-------- INPUT FOR THIS TASK

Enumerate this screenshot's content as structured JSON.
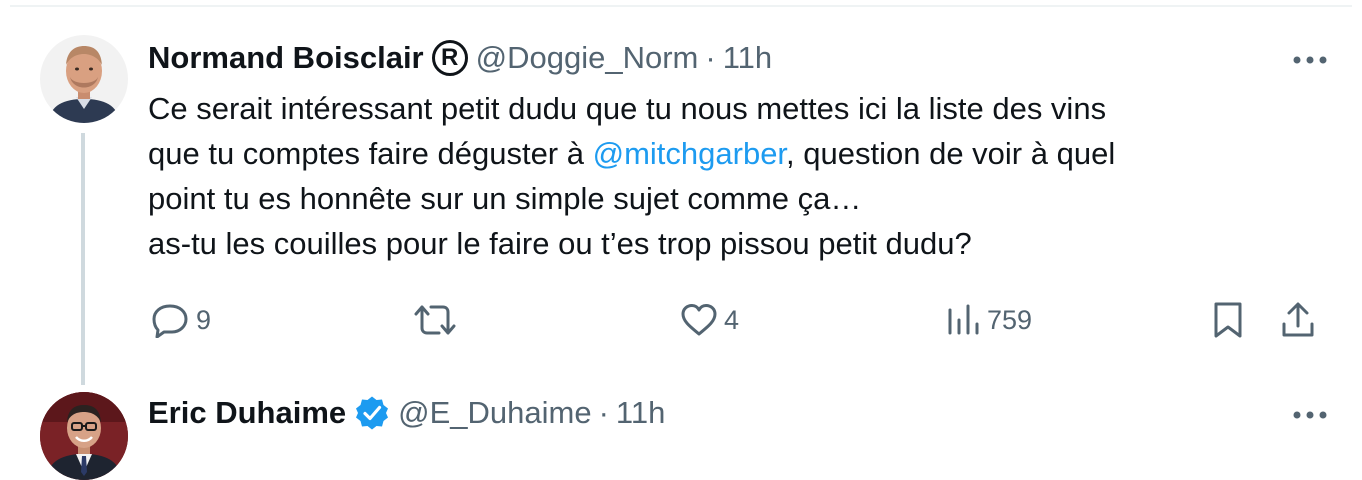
{
  "tweets": [
    {
      "author": {
        "display_name": "Normand Boisclair",
        "badge": "R",
        "handle": "@Doggie_Norm",
        "separator": "·",
        "time": "11h"
      },
      "text": {
        "part1": "Ce serait intéressant petit dudu que tu nous mettes ici la liste des vins\nque tu comptes faire déguster à ",
        "mention": "@mitchgarber",
        "part2": ", question de voir à quel\npoint tu es honnête sur un simple sujet comme ça…\nas-tu les couilles pour le faire ou t’es trop pissou petit dudu?"
      },
      "actions": {
        "replies": "9",
        "retweets": "",
        "likes": "4",
        "views": "759"
      }
    },
    {
      "author": {
        "display_name": "Eric Duhaime",
        "verified": true,
        "handle": "@E_Duhaime",
        "separator": "·",
        "time": "11h"
      }
    }
  ],
  "icons": {
    "more": "more-horizontal-icon",
    "reply": "reply-icon",
    "retweet": "retweet-icon",
    "like": "heart-icon",
    "views": "views-icon",
    "bookmark": "bookmark-icon",
    "share": "share-icon",
    "verified": "verified-badge-icon"
  },
  "colors": {
    "text": "#0f1419",
    "secondary": "#536471",
    "link": "#1d9bf0",
    "thread_line": "#cfd9de"
  }
}
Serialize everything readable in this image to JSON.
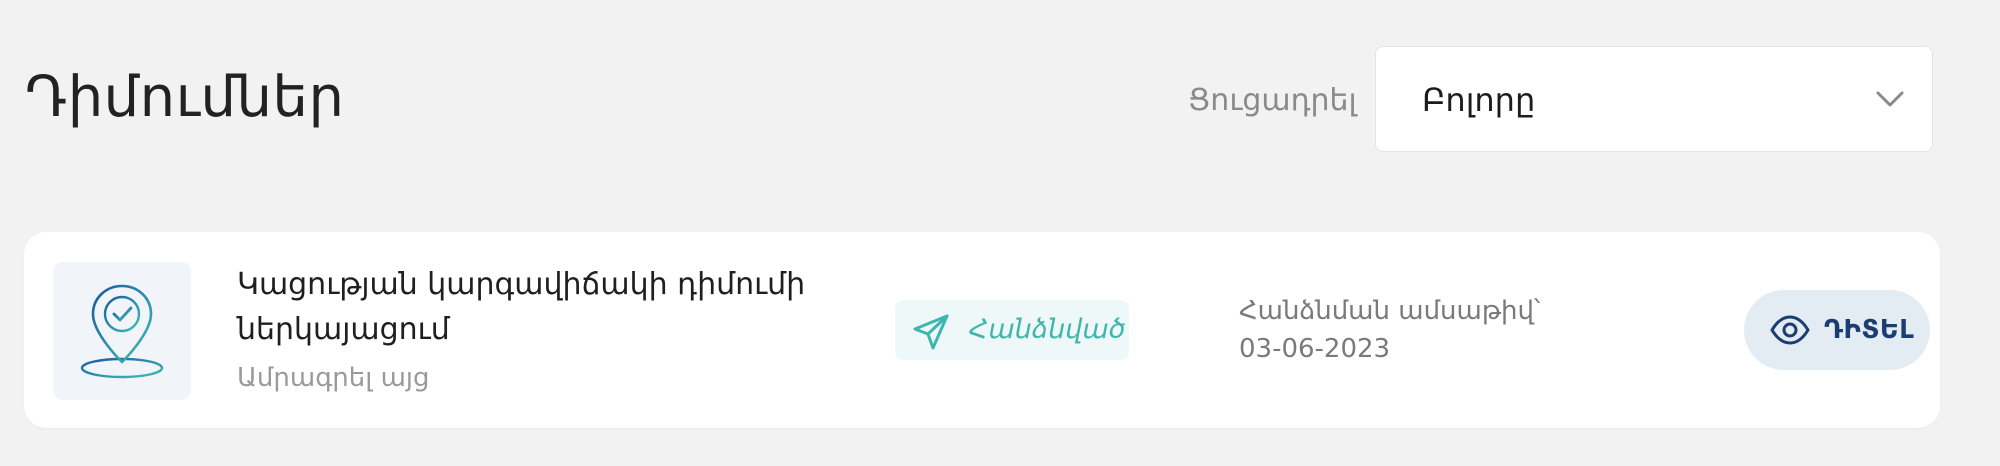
{
  "page": {
    "title": "Դիմումներ"
  },
  "filter": {
    "label": "Ցուցադրել",
    "selected": "Բոլորը",
    "chevron_icon": "chevron-down-icon"
  },
  "applications": [
    {
      "icon": "location-check-icon",
      "title": "Կացության կարգավիճակի դիմումի ներկայացում",
      "subtitle": "Ամրագրել այց",
      "status": {
        "icon": "send-icon",
        "label": "Հանձնված",
        "color": "#3fb6ad"
      },
      "date_label": "Հանձնման ամսաթիվ՝",
      "date_value": "03-06-2023",
      "view_button": {
        "icon": "eye-icon",
        "label": "ԴԻՏԵԼ"
      }
    }
  ],
  "colors": {
    "background": "#f2f2f2",
    "accent_teal": "#3fb6ad",
    "button_text": "#1c3d72",
    "button_bg": "#e3ebf3"
  }
}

----------------

- _GOAL_
Transcribe all the records above word for word, without their images.

- _CORRECT ANSWER_
Enumerate this screenshot's content as structured JSON.
{
  "tweets": [
    {
      "author": {
        "display_name": "Normand Boisclair",
        "badge": "R",
        "handle": "@Doggie_Norm",
        "separator": "·",
        "time": "11h"
      },
      "text": {
        "part1": "Ce serait intéressant petit dudu que tu nous mettes ici la liste des vins\nque tu comptes faire déguster à ",
        "mention": "@mitchgarber",
        "part2": ", question de voir à quel\npoint tu es honnête sur un simple sujet comme ça…\nas-tu les couilles pour le faire ou t’es trop pissou petit dudu?"
      },
      "actions": {
        "replies": "9",
        "retweets": "",
        "likes": "4",
        "views": "759"
      }
    },
    {
      "author": {
        "display_name": "Eric Duhaime",
        "verified": true,
        "handle": "@E_Duhaime",
        "separator": "·",
        "time": "11h"
      }
    }
  ],
  "icons": {
    "more": "more-horizontal-icon",
    "reply": "reply-icon",
    "retweet": "retweet-icon",
    "like": "heart-icon",
    "views": "views-icon",
    "bookmark": "bookmark-icon",
    "share": "share-icon",
    "verified": "verified-badge-icon"
  },
  "colors": {
    "text": "#0f1419",
    "secondary": "#536471",
    "link": "#1d9bf0",
    "thread_line": "#cfd9de"
  }
}
Serialize everything readable in this image to JSON.
{
  "page": {
    "title": "Դիմումներ"
  },
  "filter": {
    "label": "Ցուցադրել",
    "selected": "Բոլորը",
    "chevron_icon": "chevron-down-icon"
  },
  "applications": [
    {
      "icon": "location-check-icon",
      "title": "Կացության կարգավիճակի դիմումի ներկայացում",
      "subtitle": "Ամրագրել այց",
      "status": {
        "icon": "send-icon",
        "label": "Հանձնված",
        "color": "#3fb6ad"
      },
      "date_label": "Հանձնման ամսաթիվ՝",
      "date_value": "03-06-2023",
      "view_button": {
        "icon": "eye-icon",
        "label": "ԴԻՏԵԼ"
      }
    }
  ],
  "colors": {
    "background": "#f2f2f2",
    "accent_teal": "#3fb6ad",
    "button_text": "#1c3d72",
    "button_bg": "#e3ebf3"
  }
}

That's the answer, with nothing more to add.